Directions for this task: Repeat all of the material exactly as given.

Supplied data:
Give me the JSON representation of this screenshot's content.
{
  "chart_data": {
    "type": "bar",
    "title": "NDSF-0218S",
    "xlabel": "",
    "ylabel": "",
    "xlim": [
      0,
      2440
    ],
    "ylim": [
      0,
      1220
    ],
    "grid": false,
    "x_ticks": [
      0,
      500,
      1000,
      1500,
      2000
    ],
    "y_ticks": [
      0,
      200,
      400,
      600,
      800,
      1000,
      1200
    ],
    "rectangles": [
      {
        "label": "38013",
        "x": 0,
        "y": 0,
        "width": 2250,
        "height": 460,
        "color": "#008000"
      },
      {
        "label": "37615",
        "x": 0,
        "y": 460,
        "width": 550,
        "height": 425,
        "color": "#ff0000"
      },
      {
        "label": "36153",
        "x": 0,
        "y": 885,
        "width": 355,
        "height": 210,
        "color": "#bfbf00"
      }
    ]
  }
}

Output for this task:
Give me the JSON representation of this screenshot's content.
{
  "chart_data": {
    "type": "bar",
    "title": "NDSF-0218S",
    "xlabel": "",
    "ylabel": "",
    "xlim": [
      0,
      2440
    ],
    "ylim": [
      0,
      1220
    ],
    "grid": false,
    "x_ticks": [
      0,
      500,
      1000,
      1500,
      2000
    ],
    "y_ticks": [
      0,
      200,
      400,
      600,
      800,
      1000,
      1200
    ],
    "rectangles": [
      {
        "label": "38013",
        "x": 0,
        "y": 0,
        "width": 2250,
        "height": 460,
        "color": "#008000"
      },
      {
        "label": "37615",
        "x": 0,
        "y": 460,
        "width": 550,
        "height": 425,
        "color": "#ff0000"
      },
      {
        "label": "36153",
        "x": 0,
        "y": 885,
        "width": 355,
        "height": 210,
        "color": "#bfbf00"
      }
    ]
  }
}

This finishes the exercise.